WORK REQUIRED
Say how many lines hold the string "text"; please write nothing but the number.
:::::
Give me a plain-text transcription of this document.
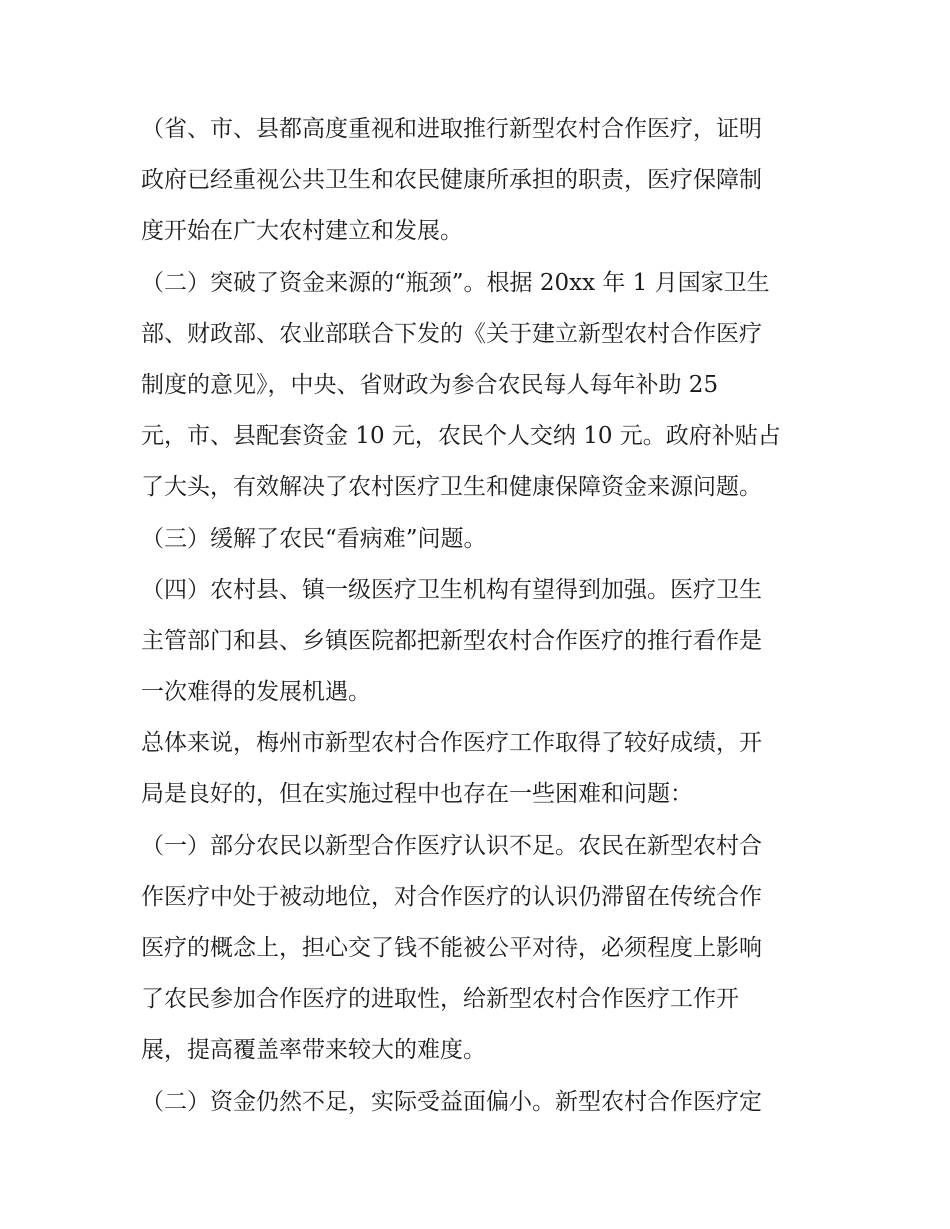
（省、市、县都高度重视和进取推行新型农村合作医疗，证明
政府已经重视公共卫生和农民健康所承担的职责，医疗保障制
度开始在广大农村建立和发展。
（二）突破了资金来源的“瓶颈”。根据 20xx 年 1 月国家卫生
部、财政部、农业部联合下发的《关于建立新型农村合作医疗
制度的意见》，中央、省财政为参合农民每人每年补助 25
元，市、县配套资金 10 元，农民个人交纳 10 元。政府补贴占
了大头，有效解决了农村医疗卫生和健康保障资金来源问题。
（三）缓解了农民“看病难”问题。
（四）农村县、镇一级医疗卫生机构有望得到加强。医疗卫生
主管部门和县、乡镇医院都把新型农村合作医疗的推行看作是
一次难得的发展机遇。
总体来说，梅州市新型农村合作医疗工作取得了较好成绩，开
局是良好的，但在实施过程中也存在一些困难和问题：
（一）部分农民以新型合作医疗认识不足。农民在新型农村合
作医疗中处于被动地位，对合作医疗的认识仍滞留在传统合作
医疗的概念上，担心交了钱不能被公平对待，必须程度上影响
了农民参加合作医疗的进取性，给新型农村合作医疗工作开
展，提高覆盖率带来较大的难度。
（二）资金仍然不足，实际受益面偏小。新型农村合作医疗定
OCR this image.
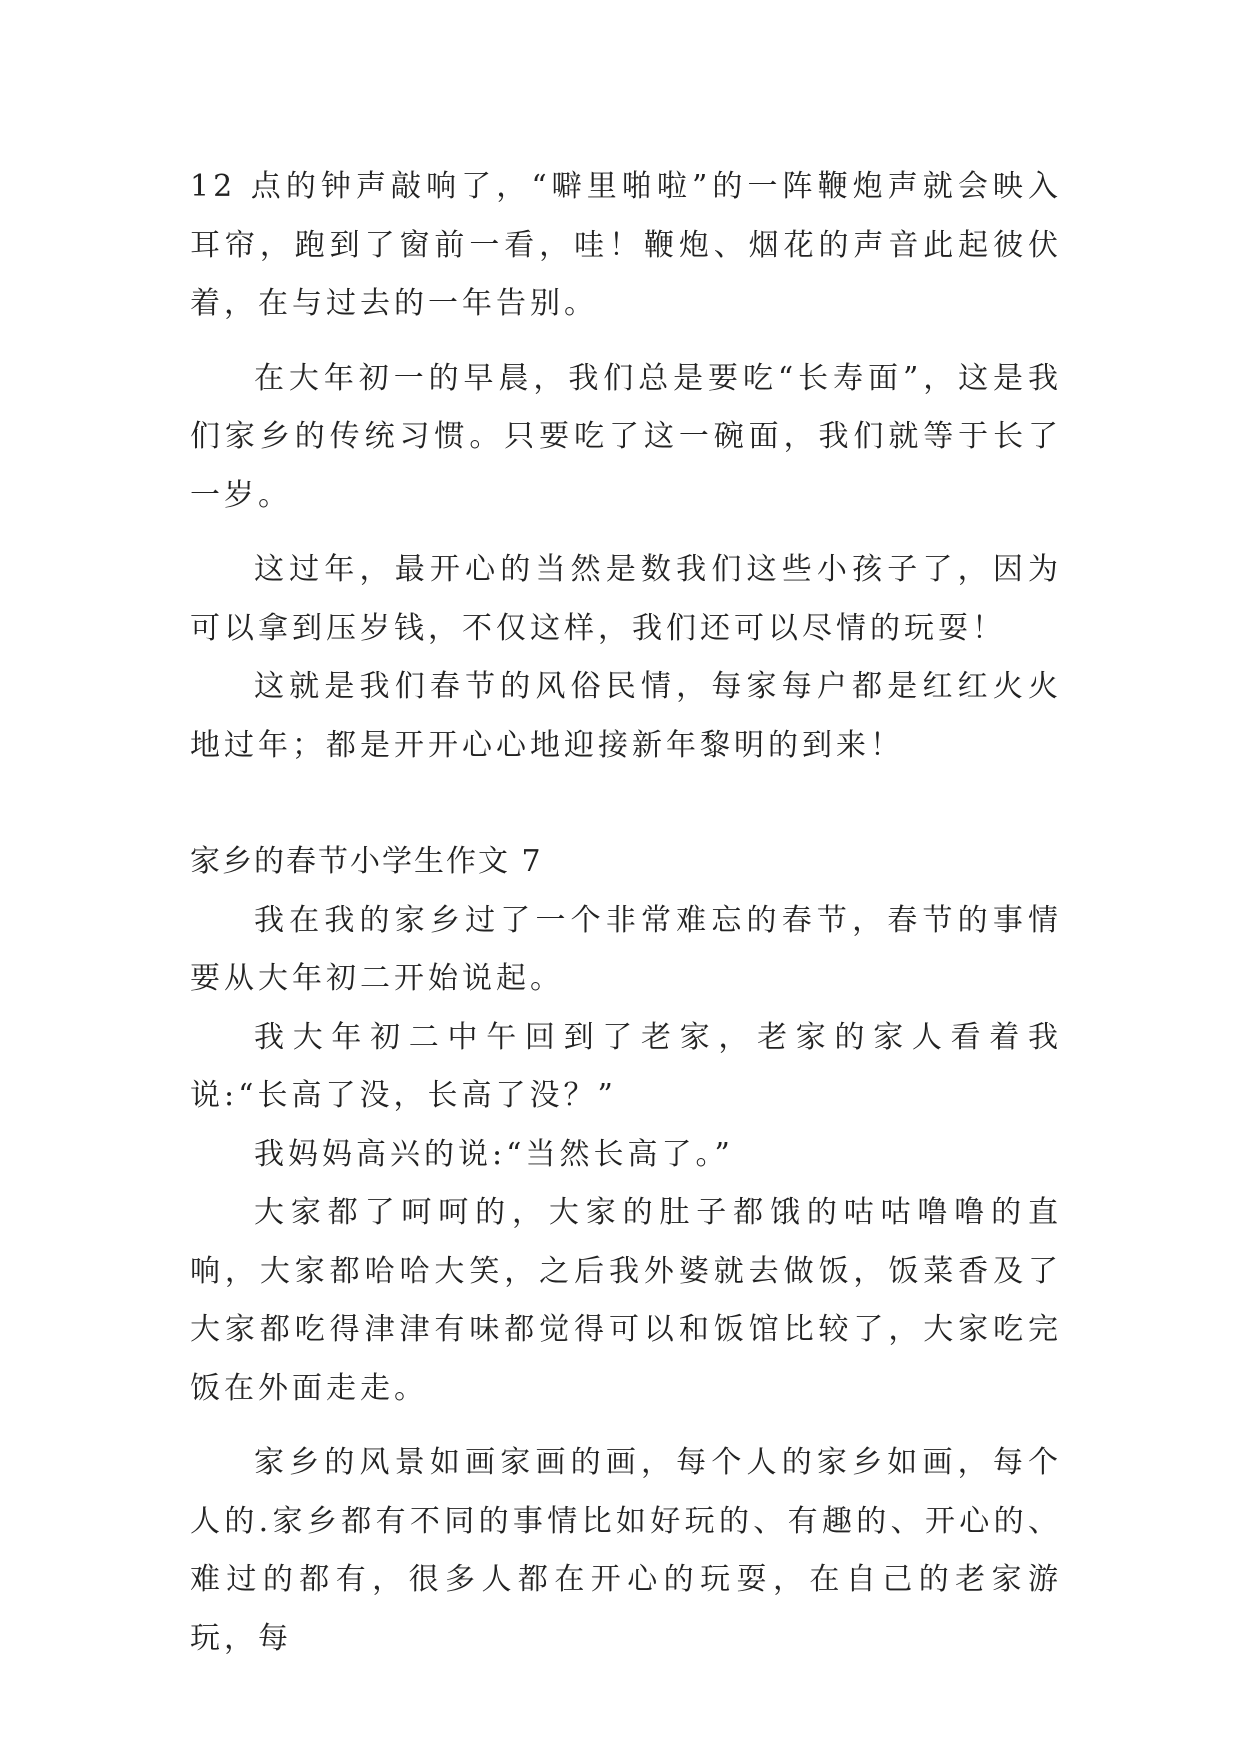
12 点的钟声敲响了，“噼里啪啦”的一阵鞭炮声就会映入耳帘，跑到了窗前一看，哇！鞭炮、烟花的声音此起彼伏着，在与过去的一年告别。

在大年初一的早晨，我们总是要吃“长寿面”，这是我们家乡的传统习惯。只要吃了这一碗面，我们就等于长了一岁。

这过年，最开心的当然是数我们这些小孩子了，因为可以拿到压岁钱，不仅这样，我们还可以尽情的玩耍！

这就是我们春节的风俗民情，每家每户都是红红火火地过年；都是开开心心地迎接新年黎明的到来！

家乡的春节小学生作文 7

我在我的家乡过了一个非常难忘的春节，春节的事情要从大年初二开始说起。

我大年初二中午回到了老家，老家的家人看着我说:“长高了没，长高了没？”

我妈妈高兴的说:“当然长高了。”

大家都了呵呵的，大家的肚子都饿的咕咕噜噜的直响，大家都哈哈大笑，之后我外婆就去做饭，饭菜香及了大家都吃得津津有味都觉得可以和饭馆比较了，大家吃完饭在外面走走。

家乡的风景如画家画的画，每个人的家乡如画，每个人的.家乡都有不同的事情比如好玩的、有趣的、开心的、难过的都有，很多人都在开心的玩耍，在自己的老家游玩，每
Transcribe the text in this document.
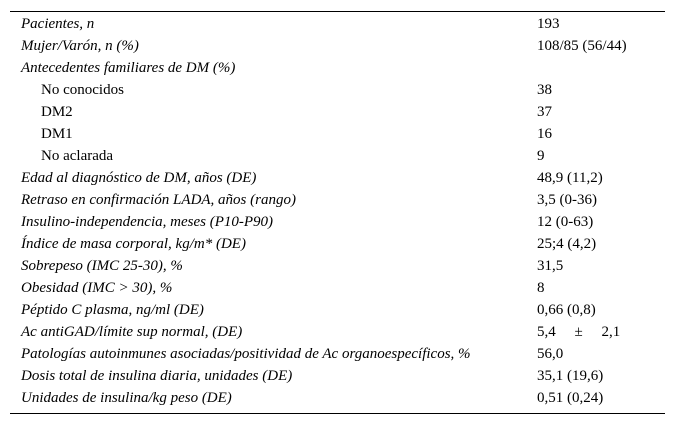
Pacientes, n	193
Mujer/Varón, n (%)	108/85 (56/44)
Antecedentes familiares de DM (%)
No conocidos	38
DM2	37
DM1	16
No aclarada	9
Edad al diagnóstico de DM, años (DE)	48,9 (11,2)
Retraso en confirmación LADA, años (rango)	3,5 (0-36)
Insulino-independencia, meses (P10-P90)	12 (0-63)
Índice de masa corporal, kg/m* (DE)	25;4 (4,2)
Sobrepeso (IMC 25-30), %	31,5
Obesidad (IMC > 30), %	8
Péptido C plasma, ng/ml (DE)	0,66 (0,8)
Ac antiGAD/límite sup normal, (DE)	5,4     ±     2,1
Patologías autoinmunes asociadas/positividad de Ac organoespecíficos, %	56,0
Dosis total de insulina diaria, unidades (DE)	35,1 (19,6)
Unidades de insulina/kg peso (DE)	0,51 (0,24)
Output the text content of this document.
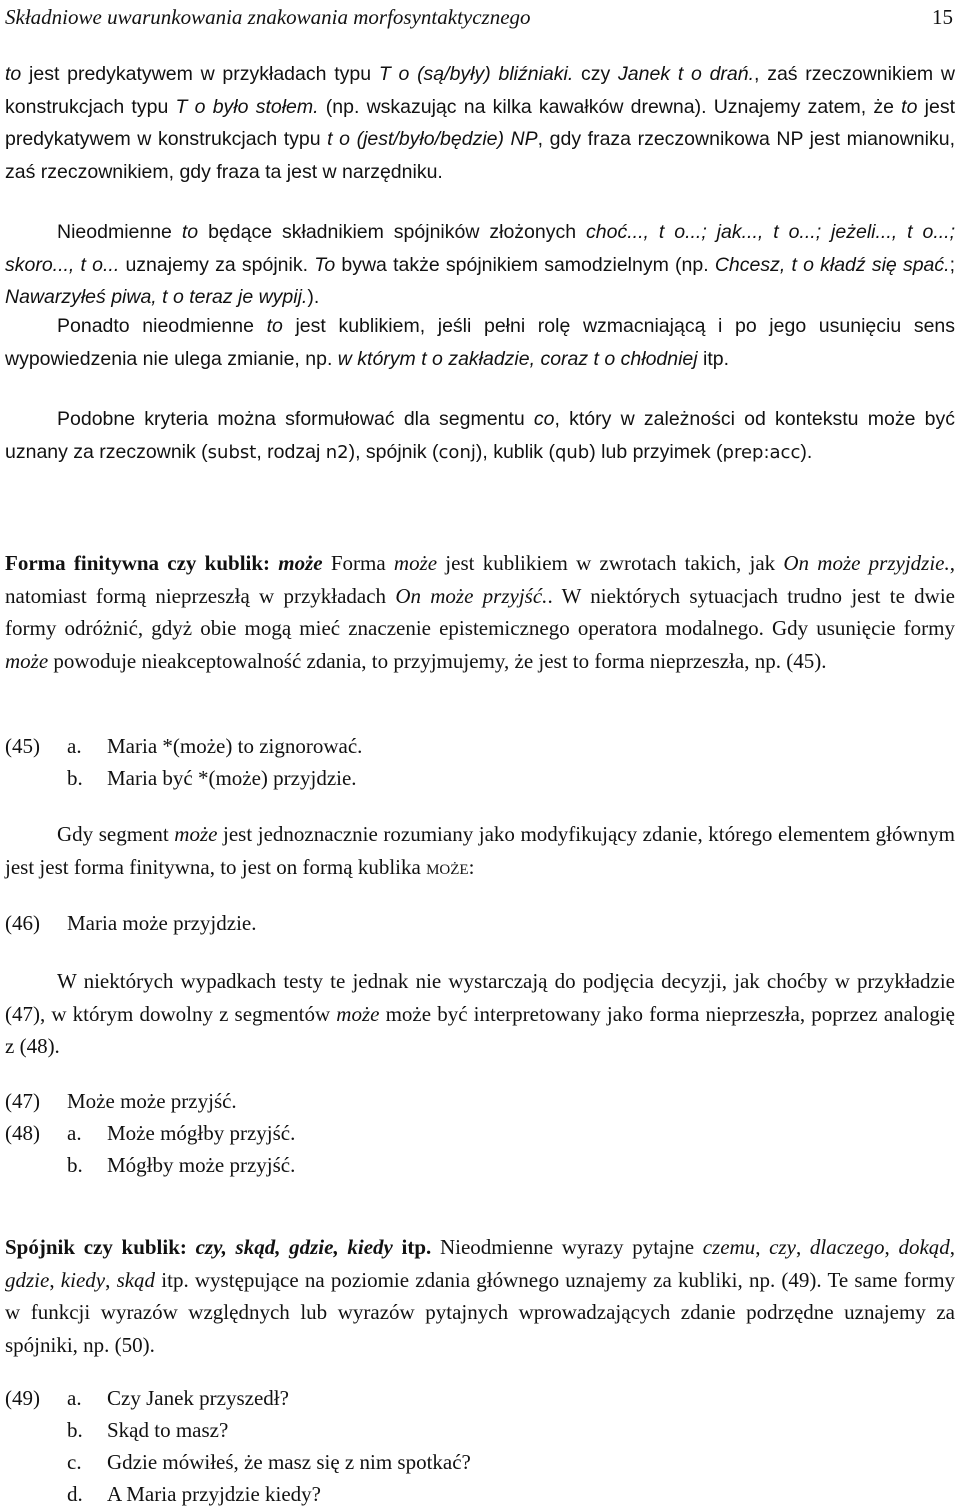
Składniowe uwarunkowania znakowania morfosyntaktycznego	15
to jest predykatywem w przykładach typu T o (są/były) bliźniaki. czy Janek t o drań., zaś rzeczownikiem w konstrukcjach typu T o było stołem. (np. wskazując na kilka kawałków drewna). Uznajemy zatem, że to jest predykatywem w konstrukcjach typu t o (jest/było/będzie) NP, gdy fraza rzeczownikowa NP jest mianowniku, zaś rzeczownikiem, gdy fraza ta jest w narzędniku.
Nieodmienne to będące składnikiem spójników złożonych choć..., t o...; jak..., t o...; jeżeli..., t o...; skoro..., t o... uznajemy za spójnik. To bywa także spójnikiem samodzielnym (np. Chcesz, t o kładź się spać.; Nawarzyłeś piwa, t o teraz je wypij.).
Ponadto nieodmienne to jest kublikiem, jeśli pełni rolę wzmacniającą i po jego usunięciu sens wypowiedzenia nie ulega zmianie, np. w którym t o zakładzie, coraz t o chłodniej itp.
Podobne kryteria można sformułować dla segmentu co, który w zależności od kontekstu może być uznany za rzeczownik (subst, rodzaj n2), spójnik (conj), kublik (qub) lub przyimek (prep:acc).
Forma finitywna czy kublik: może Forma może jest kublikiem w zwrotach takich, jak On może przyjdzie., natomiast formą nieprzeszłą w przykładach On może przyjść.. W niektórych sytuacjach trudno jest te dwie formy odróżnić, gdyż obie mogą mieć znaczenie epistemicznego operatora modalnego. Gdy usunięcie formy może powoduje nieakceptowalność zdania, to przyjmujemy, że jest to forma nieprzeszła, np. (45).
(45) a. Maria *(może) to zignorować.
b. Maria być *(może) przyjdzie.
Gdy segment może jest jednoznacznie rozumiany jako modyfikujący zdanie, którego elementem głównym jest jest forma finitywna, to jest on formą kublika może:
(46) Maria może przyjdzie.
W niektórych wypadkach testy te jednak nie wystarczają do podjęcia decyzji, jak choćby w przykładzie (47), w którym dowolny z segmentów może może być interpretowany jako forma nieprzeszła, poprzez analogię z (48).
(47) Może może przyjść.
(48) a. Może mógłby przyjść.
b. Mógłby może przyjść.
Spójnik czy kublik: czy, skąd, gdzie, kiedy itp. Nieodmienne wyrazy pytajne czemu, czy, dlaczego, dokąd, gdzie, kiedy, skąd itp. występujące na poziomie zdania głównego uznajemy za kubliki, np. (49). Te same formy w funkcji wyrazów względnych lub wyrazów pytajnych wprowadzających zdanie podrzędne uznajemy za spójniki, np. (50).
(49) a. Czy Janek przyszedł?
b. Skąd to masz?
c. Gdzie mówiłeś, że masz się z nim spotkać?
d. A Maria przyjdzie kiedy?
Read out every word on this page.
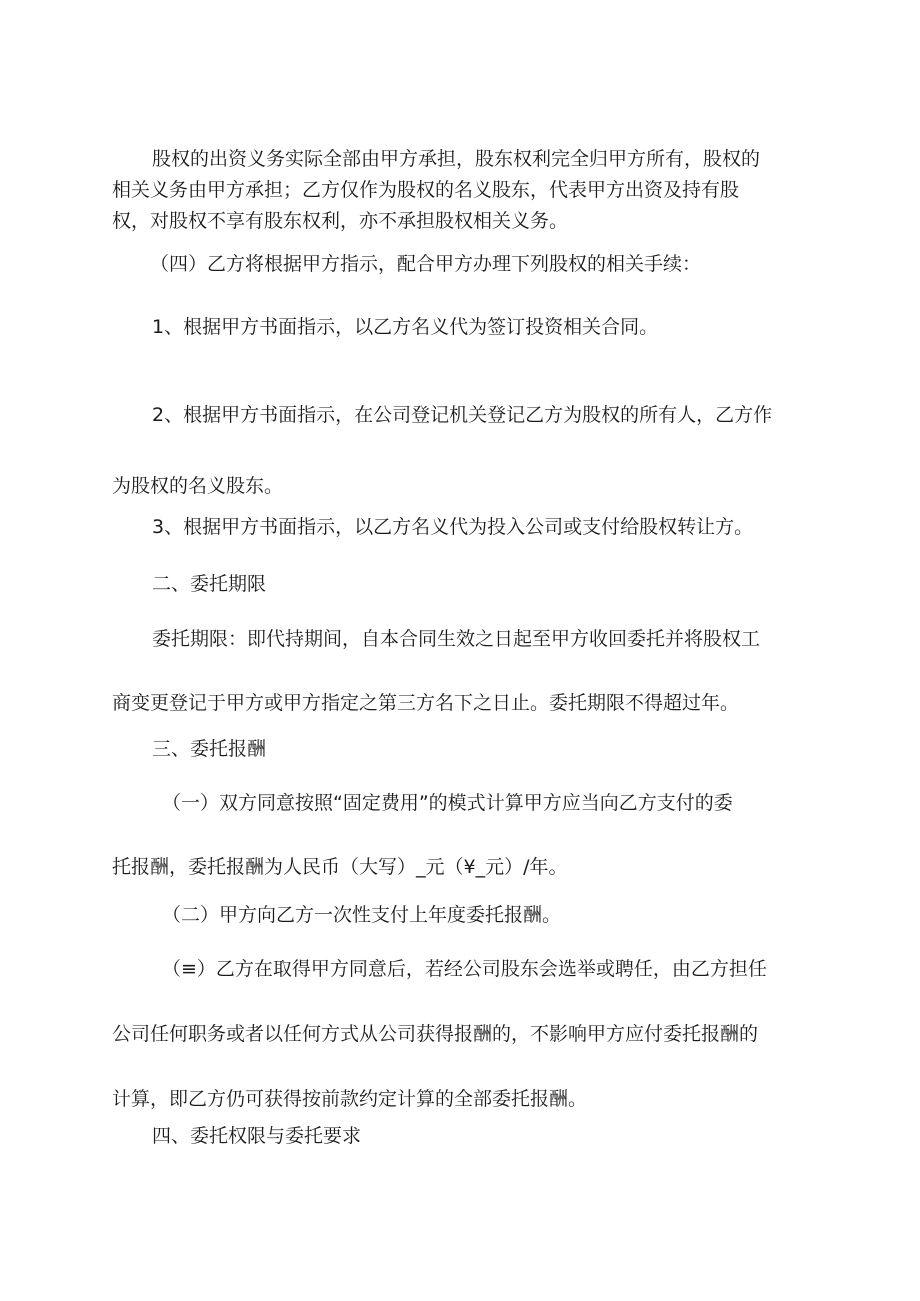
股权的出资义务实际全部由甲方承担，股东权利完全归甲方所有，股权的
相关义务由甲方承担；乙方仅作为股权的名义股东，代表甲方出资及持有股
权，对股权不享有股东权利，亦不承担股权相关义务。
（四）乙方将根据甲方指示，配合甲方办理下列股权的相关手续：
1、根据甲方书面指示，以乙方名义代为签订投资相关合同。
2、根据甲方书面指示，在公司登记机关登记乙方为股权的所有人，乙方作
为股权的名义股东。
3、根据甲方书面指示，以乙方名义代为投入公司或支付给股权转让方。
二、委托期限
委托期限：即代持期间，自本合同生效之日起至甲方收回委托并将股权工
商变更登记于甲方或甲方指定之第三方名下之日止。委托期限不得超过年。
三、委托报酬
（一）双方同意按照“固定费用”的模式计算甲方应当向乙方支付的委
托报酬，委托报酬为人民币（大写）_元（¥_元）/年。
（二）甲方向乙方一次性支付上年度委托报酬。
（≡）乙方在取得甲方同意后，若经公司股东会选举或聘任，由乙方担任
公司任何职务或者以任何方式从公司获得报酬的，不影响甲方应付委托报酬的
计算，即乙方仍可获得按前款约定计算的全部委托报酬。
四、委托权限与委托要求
:::::
WRITTEN RESPONSE
3